START Listed records

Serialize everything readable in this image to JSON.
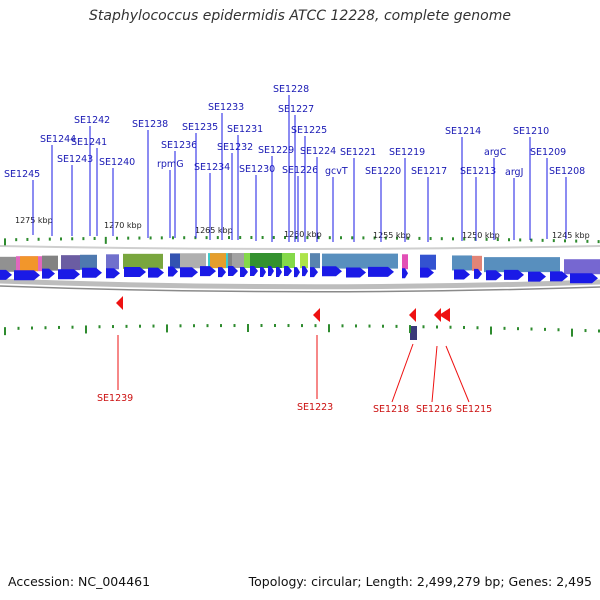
{
  "title": "Staphylococcus epidermidis ATCC 12228, complete genome",
  "footer": {
    "accession": "Accession: NC_004461",
    "summary": "Topology: circular; Length: 2,499,279 bp; Genes: 2,495"
  },
  "colors": {
    "forward_gene": "#1a1ae6",
    "reverse_gene": "#ee1111",
    "forward_label": "#1a1ab4",
    "reverse_label": "#cc1111",
    "tick": "#2e8b2e",
    "backbone": "#b8b8b8"
  },
  "kbp_labels": [
    "1275 kbp",
    "1270 kbp",
    "1265 kbp",
    "1260 kbp",
    "1255 kbp",
    "1250 kbp",
    "1245 kbp"
  ],
  "forward_labels": [
    "SE1245",
    "SE1244",
    "SE1243",
    "SE1242",
    "SE1241",
    "SE1240",
    "SE1238",
    "SE1236",
    "rpmG",
    "SE1235",
    "SE1234",
    "SE1233",
    "SE1232",
    "SE1231",
    "SE1230",
    "SE1229",
    "SE1228",
    "SE1227",
    "SE1226",
    "SE1225",
    "SE1224",
    "gcvT",
    "SE1221",
    "SE1220",
    "SE1219",
    "SE1217",
    "SE1214",
    "SE1213",
    "argC",
    "argJ",
    "SE1210",
    "SE1209",
    "SE1208"
  ],
  "reverse_labels": [
    "SE1239",
    "SE1223",
    "SE1218",
    "SE1216",
    "SE1215"
  ]
}
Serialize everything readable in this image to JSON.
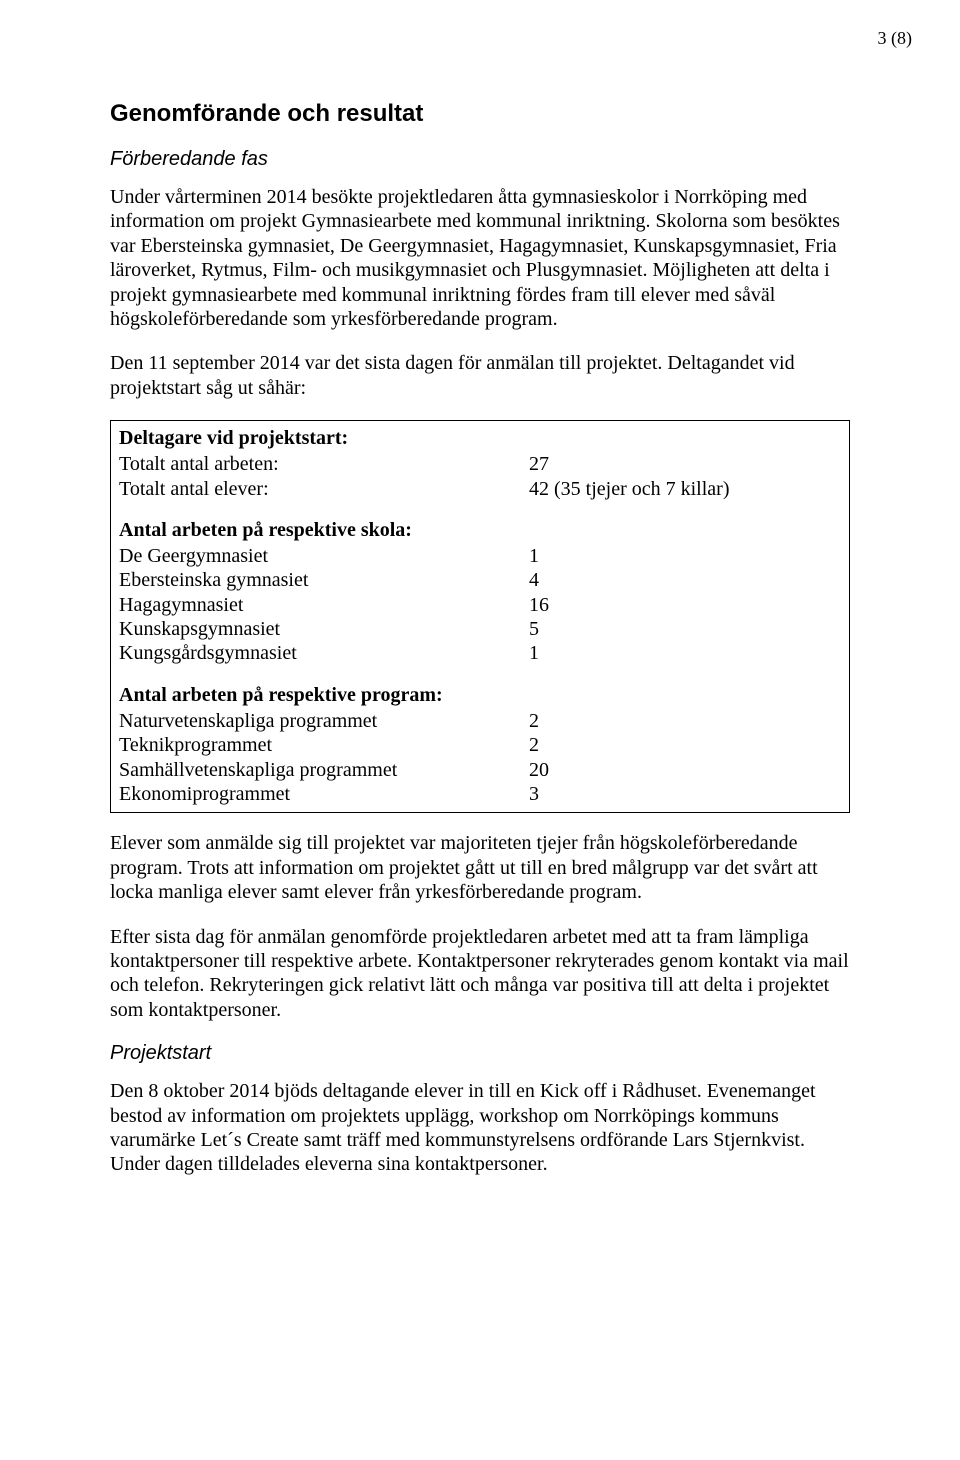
{
  "page": {
    "pageNumber": "3 (8)"
  },
  "headings": {
    "sectionTitle": "Genomförande och resultat",
    "sub1": "Förberedande fas",
    "sub2": "Projektstart"
  },
  "paragraphs": {
    "p1": "Under vårterminen 2014 besökte projektledaren åtta gymnasieskolor i Norrköping med information om projekt Gymnasiearbete med kommunal inriktning. Skolorna som besöktes var Ebersteinska gymnasiet, De Geergymnasiet, Hagagymnasiet, Kunskapsgymnasiet, Fria läroverket, Rytmus, Film- och musikgymnasiet och Plusgymnasiet. Möjligheten att delta i projekt gymnasiearbete med kommunal inriktning fördes fram till elever med såväl högskoleförberedande som yrkesförberedande program.",
    "p2": "Den 11 september 2014 var det sista dagen för anmälan till projektet. Deltagandet vid projektstart såg ut såhär:",
    "p3": "Elever som anmälde sig till projektet var majoriteten tjejer från högskoleförberedande program. Trots att information om projektet gått ut till en bred målgrupp var det svårt att locka manliga elever samt elever från yrkesförberedande program.",
    "p4": "Efter sista dag för anmälan genomförde projektledaren arbetet med att ta fram lämpliga kontaktpersoner till respektive arbete. Kontaktpersoner rekryterades genom kontakt via mail och telefon. Rekryteringen gick relativt lätt och många var positiva till att delta i projektet som kontaktpersoner.",
    "p5": "Den 8 oktober 2014 bjöds deltagande elever in till en Kick off i Rådhuset. Evenemanget bestod av information om projektets upplägg, workshop om Norrköpings kommuns varumärke Let´s Create samt träff med kommunstyrelsens ordförande Lars Stjernkvist. Under dagen tilldelades eleverna sina kontaktpersoner."
  },
  "box": {
    "group1": {
      "title": "Deltagare vid projektstart:",
      "rows": [
        {
          "label": "Totalt antal arbeten:",
          "value": "27"
        },
        {
          "label": "Totalt antal elever:",
          "value": "42 (35 tjejer och 7 killar)"
        }
      ]
    },
    "group2": {
      "title": "Antal arbeten på respektive skola:",
      "rows": [
        {
          "label": "De Geergymnasiet",
          "value": "1"
        },
        {
          "label": "Ebersteinska gymnasiet",
          "value": "4"
        },
        {
          "label": "Hagagymnasiet",
          "value": "16"
        },
        {
          "label": "Kunskapsgymnasiet",
          "value": "5"
        },
        {
          "label": "Kungsgårdsgymnasiet",
          "value": "1"
        }
      ]
    },
    "group3": {
      "title": "Antal arbeten på respektive program:",
      "rows": [
        {
          "label": "Naturvetenskapliga programmet",
          "value": "2"
        },
        {
          "label": "Teknikprogrammet",
          "value": "2"
        },
        {
          "label": "Samhällvetenskapliga programmet",
          "value": "20"
        },
        {
          "label": "Ekonomiprogrammet",
          "value": "3"
        }
      ]
    }
  }
}
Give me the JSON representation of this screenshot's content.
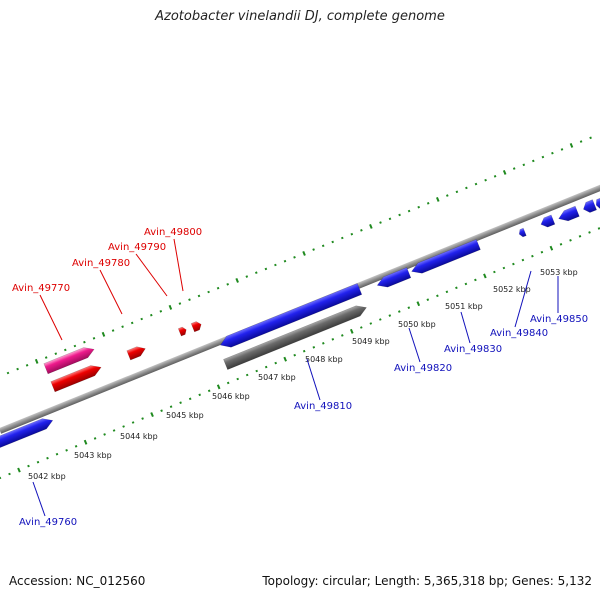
{
  "title": "Azotobacter vinelandii DJ, complete genome",
  "footer": {
    "accession": "Accession: NC_012560",
    "summary": "Topology: circular; Length: 5,365,318 bp; Genes: 5,132"
  },
  "colors": {
    "plus_strand_gene": "#ee0000",
    "plus_strand_highlight": "#ee1a8c",
    "minus_strand_gene": "#1111dd",
    "pseudo_gene": "#6b6b6b",
    "backbone": "#8e8e8e",
    "tick_dots": "#1f8a1f",
    "label_red": "#dd0000",
    "label_blue": "#1111bb"
  },
  "ticks": [
    "5042 kbp",
    "5043 kbp",
    "5044 kbp",
    "5045 kbp",
    "5046 kbp",
    "5047 kbp",
    "5048 kbp",
    "5049 kbp",
    "5050 kbp",
    "5051 kbp",
    "5052 kbp",
    "5053 kbp"
  ],
  "genes_plus": [
    {
      "label": "Avin_49770",
      "kind": "highlight"
    },
    {
      "label": "Avin_49780",
      "kind": "gene"
    },
    {
      "label": "Avin_49790",
      "kind": "gene"
    },
    {
      "label": "Avin_49800",
      "kind": "gene"
    }
  ],
  "genes_minus": [
    {
      "label": "Avin_49760"
    },
    {
      "label": "Avin_49810"
    },
    {
      "label": "Avin_49820"
    },
    {
      "label": "Avin_49830"
    },
    {
      "label": "Avin_49840"
    },
    {
      "label": "Avin_49850"
    }
  ]
}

END Listed records

- Required work
Could you copy every line from the records that mentions the word "till"?

- Solution below
    "p1": "Under vårterminen 2014 besökte projektledaren åtta gymnasieskolor i Norrköping med information om projekt Gymnasiearbete med kommunal inriktning. Skolorna som besöktes var Ebersteinska gymnasiet, De Geergymnasiet, Hagagymnasiet, Kunskapsgymnasiet, Fria läroverket, Rytmus, Film- och musikgymnasiet och Plusgymnasiet. Möjligheten att delta i projekt gymnasiearbete med kommunal inriktning fördes fram till elever med såväl högskoleförberedande som yrkesförberedande program.",
    "p2": "Den 11 september 2014 var det sista dagen för anmälan till projektet. Deltagandet vid projektstart såg ut såhär:",
    "p3": "Elever som anmälde sig till projektet var majoriteten tjejer från högskoleförberedande program. Trots att information om projektet gått ut till en bred målgrupp var det svårt att locka manliga elever samt elever från yrkesförberedande program.",
    "p4": "Efter sista dag för anmälan genomförde projektledaren arbetet med att ta fram lämpliga kontaktpersoner till respektive arbete. Kontaktpersoner rekryterades genom kontakt via mail och telefon. Rekryteringen gick relativt lätt och många var positiva till att delta i projektet som kontaktpersoner.",
    "p5": "Den 8 oktober 2014 bjöds deltagande elever in till en Kick off i Rådhuset. Evenemanget bestod av information om projektets upplägg, workshop om Norrköpings kommuns varumärke Let´s Create samt träff med kommunstyrelsens ordförande Lars Stjernkvist. Under dagen tilldelades eleverna sina kontaktpersoner."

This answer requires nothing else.